▶ [Given task]:
Skip every picture and transcribe the remaining material exactly.

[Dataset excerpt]
────
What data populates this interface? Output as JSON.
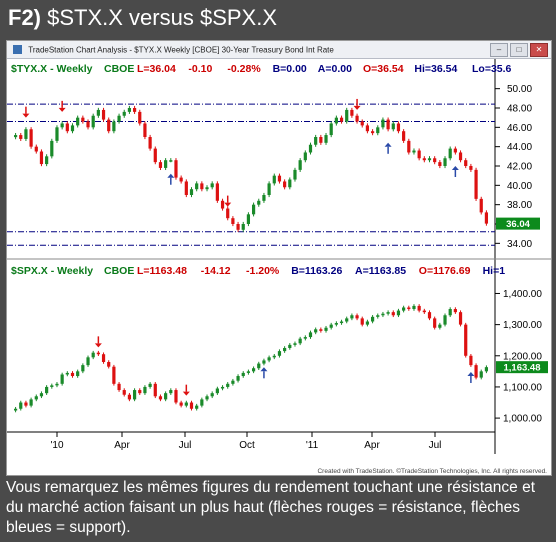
{
  "header": {
    "label": "F2)",
    "title": "$STX.X versus $SPX.X"
  },
  "window": {
    "title": "TradeStation Chart Analysis - $TYX.X Weekly [CBOE] 30-Year Treasury Bond Int Rate"
  },
  "upper_pane": {
    "symbol": "$TYX.X - Weekly",
    "exchange": "CBOE",
    "fields": [
      {
        "text": "L=36.04",
        "color": "#cc0000"
      },
      {
        "text": "-0.10",
        "color": "#cc0000"
      },
      {
        "text": "-0.28%",
        "color": "#cc0000"
      },
      {
        "text": "B=0.00",
        "color": "#000080"
      },
      {
        "text": "A=0.00",
        "color": "#000080"
      },
      {
        "text": "O=36.54",
        "color": "#cc0000"
      },
      {
        "text": "Hi=36.54",
        "color": "#000080"
      },
      {
        "text": "Lo=35.6",
        "color": "#000080"
      }
    ],
    "axis_labels": [
      "50.00",
      "48.00",
      "46.00",
      "44.00",
      "42.00",
      "40.00",
      "38.00",
      "36.00",
      "34.00"
    ],
    "last_price": "36.04"
  },
  "lower_pane": {
    "symbol": "$SPX.X - Weekly",
    "exchange": "CBOE",
    "fields": [
      {
        "text": "L=1163.48",
        "color": "#cc0000"
      },
      {
        "text": "-14.12",
        "color": "#cc0000"
      },
      {
        "text": "-1.20%",
        "color": "#cc0000"
      },
      {
        "text": "B=1163.26",
        "color": "#000080"
      },
      {
        "text": "A=1163.85",
        "color": "#000080"
      },
      {
        "text": "O=1176.69",
        "color": "#cc0000"
      },
      {
        "text": "Hi=1",
        "color": "#000080"
      }
    ],
    "axis_labels": [
      "1,400.00",
      "1,300.00",
      "1,200.00",
      "1,100.00",
      "1,000.00"
    ],
    "last_price": "1,163.48"
  },
  "x_axis_labels": [
    "'10",
    "Apr",
    "Jul",
    "Oct",
    "'11",
    "Apr",
    "Jul"
  ],
  "credit": "Created with TradeStation. ©TradeStation Technologies, Inc. All rights reserved.",
  "caption": "Vous remarquez les mêmes figures du rendement touchant une résistance et du marché action faisant un plus haut (flèches rouges = résistance, flèches bleues = support).",
  "colors": {
    "up": "#1a8a2a",
    "down": "#dd1111",
    "resistance_arrow": "#dd1111",
    "support_arrow": "#2a4aa8",
    "level_line": "#000080",
    "price_tag": "#0c8a1c"
  },
  "chart_data": [
    {
      "type": "candlestick",
      "title": "$TYX.X - Weekly",
      "ylim": [
        33,
        51
      ],
      "x_ticks": [
        "'10",
        "Apr",
        "Jul",
        "Oct",
        "'11",
        "Apr",
        "Jul"
      ],
      "close": [
        45.2,
        44.8,
        45.8,
        44.0,
        43.5,
        42.2,
        43.0,
        44.6,
        46.0,
        46.4,
        45.6,
        46.2,
        47.0,
        46.6,
        46.0,
        47.2,
        47.8,
        46.8,
        45.6,
        46.6,
        47.2,
        47.6,
        48.0,
        47.6,
        46.4,
        45.0,
        43.8,
        42.4,
        41.8,
        42.6,
        42.6,
        40.8,
        40.4,
        39.0,
        39.6,
        40.2,
        39.6,
        39.8,
        40.2,
        38.4,
        37.6,
        36.6,
        36.0,
        35.4,
        36.0,
        37.0,
        38.0,
        38.4,
        39.0,
        40.2,
        41.0,
        40.4,
        39.8,
        40.6,
        41.6,
        42.6,
        43.4,
        44.2,
        45.0,
        44.4,
        45.2,
        46.4,
        47.0,
        46.6,
        47.8,
        47.2,
        46.6,
        46.2,
        45.6,
        45.4,
        46.0,
        46.8,
        45.8,
        46.4,
        45.6,
        44.6,
        43.4,
        43.6,
        42.8,
        42.6,
        42.8,
        42.4,
        42.0,
        42.8,
        43.8,
        43.4,
        42.6,
        42.0,
        41.6,
        38.6,
        37.2,
        36.04
      ],
      "levels": [
        48.4,
        46.6,
        35.2,
        33.8
      ],
      "resistance_arrows_at": [
        2,
        9,
        41,
        66
      ],
      "support_arrows_at": [
        30,
        72,
        85
      ]
    },
    {
      "type": "candlestick",
      "title": "$SPX.X - Weekly",
      "ylim": [
        965,
        1440
      ],
      "x_ticks": [
        "'10",
        "Apr",
        "Jul",
        "Oct",
        "'11",
        "Apr",
        "Jul"
      ],
      "close": [
        1030,
        1050,
        1040,
        1060,
        1070,
        1080,
        1100,
        1105,
        1110,
        1140,
        1145,
        1135,
        1150,
        1170,
        1195,
        1210,
        1205,
        1180,
        1165,
        1110,
        1090,
        1075,
        1060,
        1090,
        1080,
        1100,
        1110,
        1070,
        1060,
        1080,
        1090,
        1050,
        1040,
        1050,
        1030,
        1040,
        1060,
        1070,
        1080,
        1095,
        1100,
        1110,
        1120,
        1135,
        1145,
        1150,
        1160,
        1175,
        1185,
        1195,
        1200,
        1215,
        1225,
        1235,
        1240,
        1255,
        1260,
        1275,
        1285,
        1280,
        1290,
        1300,
        1305,
        1310,
        1320,
        1330,
        1320,
        1300,
        1310,
        1325,
        1330,
        1335,
        1340,
        1330,
        1345,
        1355,
        1350,
        1360,
        1345,
        1340,
        1320,
        1290,
        1300,
        1330,
        1350,
        1340,
        1300,
        1200,
        1170,
        1130,
        1150,
        1163.48
      ],
      "resistance_arrows_at": [
        16,
        33
      ],
      "support_arrows_at": [
        48,
        88
      ]
    }
  ]
}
────
▶ [Task output]:
What data populates this interface? Output as JSON.
{
  "header": {
    "label": "F2)",
    "title": "$STX.X versus $SPX.X"
  },
  "window": {
    "title": "TradeStation Chart Analysis - $TYX.X Weekly [CBOE] 30-Year Treasury Bond Int Rate"
  },
  "upper_pane": {
    "symbol": "$TYX.X - Weekly",
    "exchange": "CBOE",
    "fields": [
      {
        "text": "L=36.04",
        "color": "#cc0000"
      },
      {
        "text": "-0.10",
        "color": "#cc0000"
      },
      {
        "text": "-0.28%",
        "color": "#cc0000"
      },
      {
        "text": "B=0.00",
        "color": "#000080"
      },
      {
        "text": "A=0.00",
        "color": "#000080"
      },
      {
        "text": "O=36.54",
        "color": "#cc0000"
      },
      {
        "text": "Hi=36.54",
        "color": "#000080"
      },
      {
        "text": "Lo=35.6",
        "color": "#000080"
      }
    ],
    "axis_labels": [
      "50.00",
      "48.00",
      "46.00",
      "44.00",
      "42.00",
      "40.00",
      "38.00",
      "36.00",
      "34.00"
    ],
    "last_price": "36.04"
  },
  "lower_pane": {
    "symbol": "$SPX.X - Weekly",
    "exchange": "CBOE",
    "fields": [
      {
        "text": "L=1163.48",
        "color": "#cc0000"
      },
      {
        "text": "-14.12",
        "color": "#cc0000"
      },
      {
        "text": "-1.20%",
        "color": "#cc0000"
      },
      {
        "text": "B=1163.26",
        "color": "#000080"
      },
      {
        "text": "A=1163.85",
        "color": "#000080"
      },
      {
        "text": "O=1176.69",
        "color": "#cc0000"
      },
      {
        "text": "Hi=1",
        "color": "#000080"
      }
    ],
    "axis_labels": [
      "1,400.00",
      "1,300.00",
      "1,200.00",
      "1,100.00",
      "1,000.00"
    ],
    "last_price": "1,163.48"
  },
  "x_axis_labels": [
    "'10",
    "Apr",
    "Jul",
    "Oct",
    "'11",
    "Apr",
    "Jul"
  ],
  "credit": "Created with TradeStation. ©TradeStation Technologies, Inc. All rights reserved.",
  "caption": "Vous remarquez les mêmes figures du rendement touchant une résistance et du marché action faisant un plus haut (flèches rouges = résistance, flèches bleues = support).",
  "colors": {
    "up": "#1a8a2a",
    "down": "#dd1111",
    "resistance_arrow": "#dd1111",
    "support_arrow": "#2a4aa8",
    "level_line": "#000080",
    "price_tag": "#0c8a1c"
  },
  "chart_data": [
    {
      "type": "candlestick",
      "title": "$TYX.X - Weekly",
      "ylim": [
        33,
        51
      ],
      "x_ticks": [
        "'10",
        "Apr",
        "Jul",
        "Oct",
        "'11",
        "Apr",
        "Jul"
      ],
      "close": [
        45.2,
        44.8,
        45.8,
        44.0,
        43.5,
        42.2,
        43.0,
        44.6,
        46.0,
        46.4,
        45.6,
        46.2,
        47.0,
        46.6,
        46.0,
        47.2,
        47.8,
        46.8,
        45.6,
        46.6,
        47.2,
        47.6,
        48.0,
        47.6,
        46.4,
        45.0,
        43.8,
        42.4,
        41.8,
        42.6,
        42.6,
        40.8,
        40.4,
        39.0,
        39.6,
        40.2,
        39.6,
        39.8,
        40.2,
        38.4,
        37.6,
        36.6,
        36.0,
        35.4,
        36.0,
        37.0,
        38.0,
        38.4,
        39.0,
        40.2,
        41.0,
        40.4,
        39.8,
        40.6,
        41.6,
        42.6,
        43.4,
        44.2,
        45.0,
        44.4,
        45.2,
        46.4,
        47.0,
        46.6,
        47.8,
        47.2,
        46.6,
        46.2,
        45.6,
        45.4,
        46.0,
        46.8,
        45.8,
        46.4,
        45.6,
        44.6,
        43.4,
        43.6,
        42.8,
        42.6,
        42.8,
        42.4,
        42.0,
        42.8,
        43.8,
        43.4,
        42.6,
        42.0,
        41.6,
        38.6,
        37.2,
        36.04
      ],
      "levels": [
        48.4,
        46.6,
        35.2,
        33.8
      ],
      "resistance_arrows_at": [
        2,
        9,
        41,
        66
      ],
      "support_arrows_at": [
        30,
        72,
        85
      ]
    },
    {
      "type": "candlestick",
      "title": "$SPX.X - Weekly",
      "ylim": [
        965,
        1440
      ],
      "x_ticks": [
        "'10",
        "Apr",
        "Jul",
        "Oct",
        "'11",
        "Apr",
        "Jul"
      ],
      "close": [
        1030,
        1050,
        1040,
        1060,
        1070,
        1080,
        1100,
        1105,
        1110,
        1140,
        1145,
        1135,
        1150,
        1170,
        1195,
        1210,
        1205,
        1180,
        1165,
        1110,
        1090,
        1075,
        1060,
        1090,
        1080,
        1100,
        1110,
        1070,
        1060,
        1080,
        1090,
        1050,
        1040,
        1050,
        1030,
        1040,
        1060,
        1070,
        1080,
        1095,
        1100,
        1110,
        1120,
        1135,
        1145,
        1150,
        1160,
        1175,
        1185,
        1195,
        1200,
        1215,
        1225,
        1235,
        1240,
        1255,
        1260,
        1275,
        1285,
        1280,
        1290,
        1300,
        1305,
        1310,
        1320,
        1330,
        1320,
        1300,
        1310,
        1325,
        1330,
        1335,
        1340,
        1330,
        1345,
        1355,
        1350,
        1360,
        1345,
        1340,
        1320,
        1290,
        1300,
        1330,
        1350,
        1340,
        1300,
        1200,
        1170,
        1130,
        1150,
        1163.48
      ],
      "resistance_arrows_at": [
        16,
        33
      ],
      "support_arrows_at": [
        48,
        88
      ]
    }
  ]
}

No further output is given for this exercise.